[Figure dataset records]
◆ ◆ ◆ ◆

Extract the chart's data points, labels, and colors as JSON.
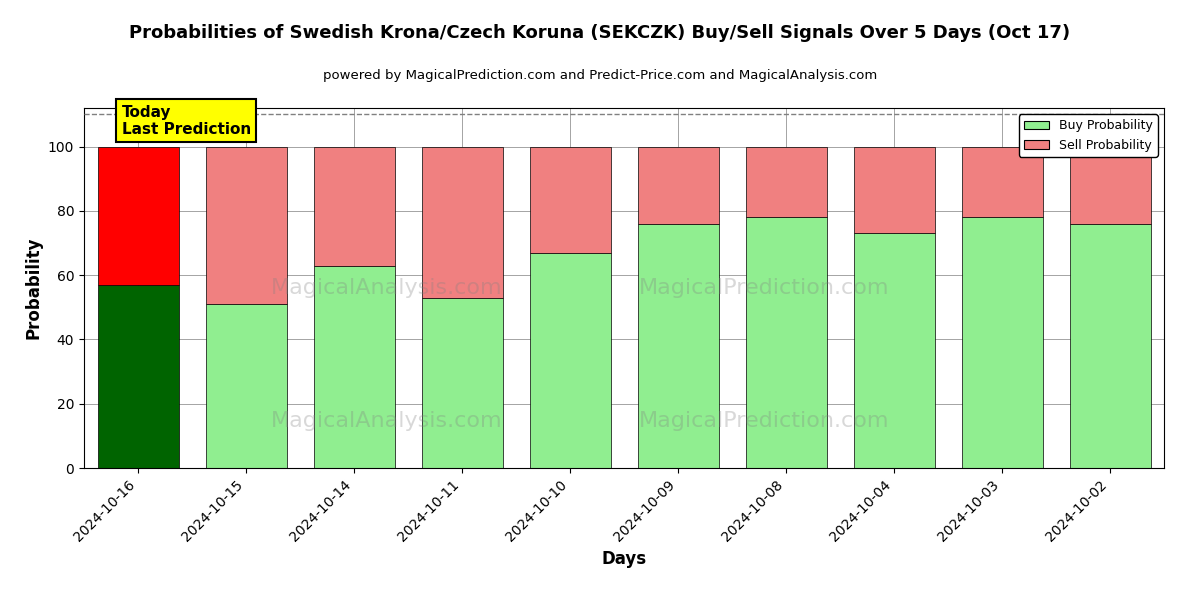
{
  "title": "Probabilities of Swedish Krona/Czech Koruna (SEKCZK) Buy/Sell Signals Over 5 Days (Oct 17)",
  "subtitle": "powered by MagicalPrediction.com and Predict-Price.com and MagicalAnalysis.com",
  "xlabel": "Days",
  "ylabel": "Probability",
  "categories": [
    "2024-10-16",
    "2024-10-15",
    "2024-10-14",
    "2024-10-11",
    "2024-10-10",
    "2024-10-09",
    "2024-10-08",
    "2024-10-04",
    "2024-10-03",
    "2024-10-02"
  ],
  "buy_values": [
    57,
    51,
    63,
    53,
    67,
    76,
    78,
    73,
    78,
    76
  ],
  "sell_values": [
    43,
    49,
    37,
    47,
    33,
    24,
    22,
    27,
    22,
    24
  ],
  "today_buy_color": "#006400",
  "today_sell_color": "#FF0000",
  "buy_color": "#90EE90",
  "sell_color": "#F08080",
  "today_label_bg": "#FFFF00",
  "today_label_text": "Today\nLast Prediction",
  "legend_buy": "Buy Probability",
  "legend_sell": "Sell Probability",
  "ylim": [
    0,
    112
  ],
  "yticks": [
    0,
    20,
    40,
    60,
    80,
    100
  ],
  "dashed_line_y": 110,
  "background_color": "#ffffff",
  "watermark1": "MagicalAnalysis.com",
  "watermark2": "MagicalPrediction.com",
  "bar_edge_color": "#000000",
  "bar_linewidth": 0.5
}
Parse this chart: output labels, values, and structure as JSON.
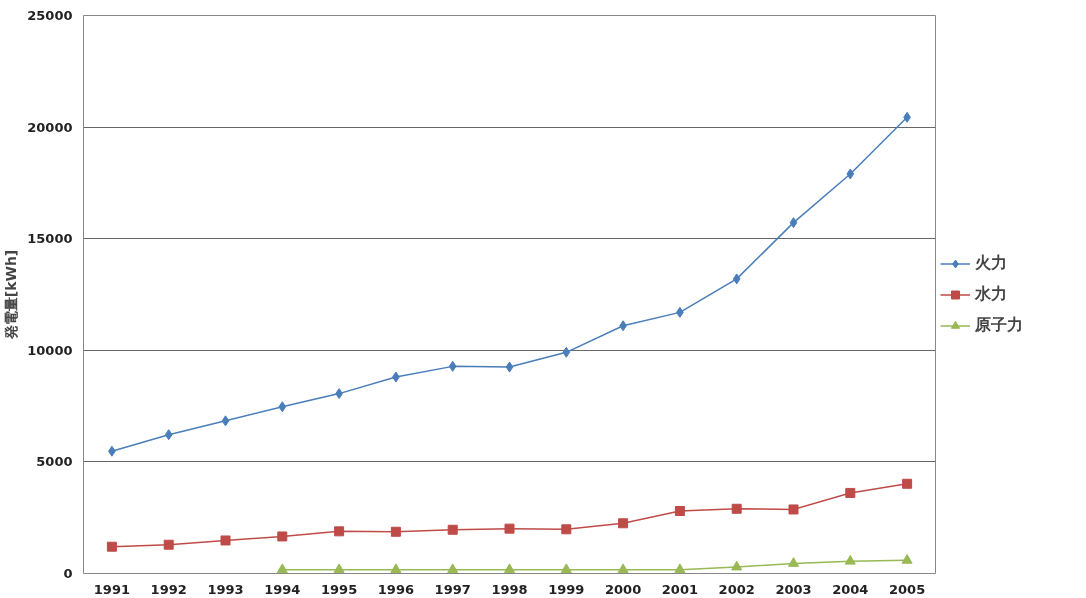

◆ ◆ ◆ ◆

Problem details: Restate each entry word for word, please, but drop any images it holds.

Task response:
Extract the chart's data points, labels, and colors as JSON.
{
  "title": "Probabilities of Swedish Krona/Czech Koruna (SEKCZK) Buy/Sell Signals Over 5 Days (Oct 17)",
  "subtitle": "powered by MagicalPrediction.com and Predict-Price.com and MagicalAnalysis.com",
  "xlabel": "Days",
  "ylabel": "Probability",
  "categories": [
    "2024-10-16",
    "2024-10-15",
    "2024-10-14",
    "2024-10-11",
    "2024-10-10",
    "2024-10-09",
    "2024-10-08",
    "2024-10-04",
    "2024-10-03",
    "2024-10-02"
  ],
  "buy_values": [
    57,
    51,
    63,
    53,
    67,
    76,
    78,
    73,
    78,
    76
  ],
  "sell_values": [
    43,
    49,
    37,
    47,
    33,
    24,
    22,
    27,
    22,
    24
  ],
  "today_buy_color": "#006400",
  "today_sell_color": "#FF0000",
  "buy_color": "#90EE90",
  "sell_color": "#F08080",
  "today_label_bg": "#FFFF00",
  "today_label_text": "Today\nLast Prediction",
  "legend_buy": "Buy Probability",
  "legend_sell": "Sell Probability",
  "ylim": [
    0,
    112
  ],
  "yticks": [
    0,
    20,
    40,
    60,
    80,
    100
  ],
  "dashed_line_y": 110,
  "background_color": "#ffffff",
  "watermark1": "MagicalAnalysis.com",
  "watermark2": "MagicalPrediction.com",
  "bar_edge_color": "#000000",
  "bar_linewidth": 0.5
}
Parse this chart: output labels, values, and structure as JSON.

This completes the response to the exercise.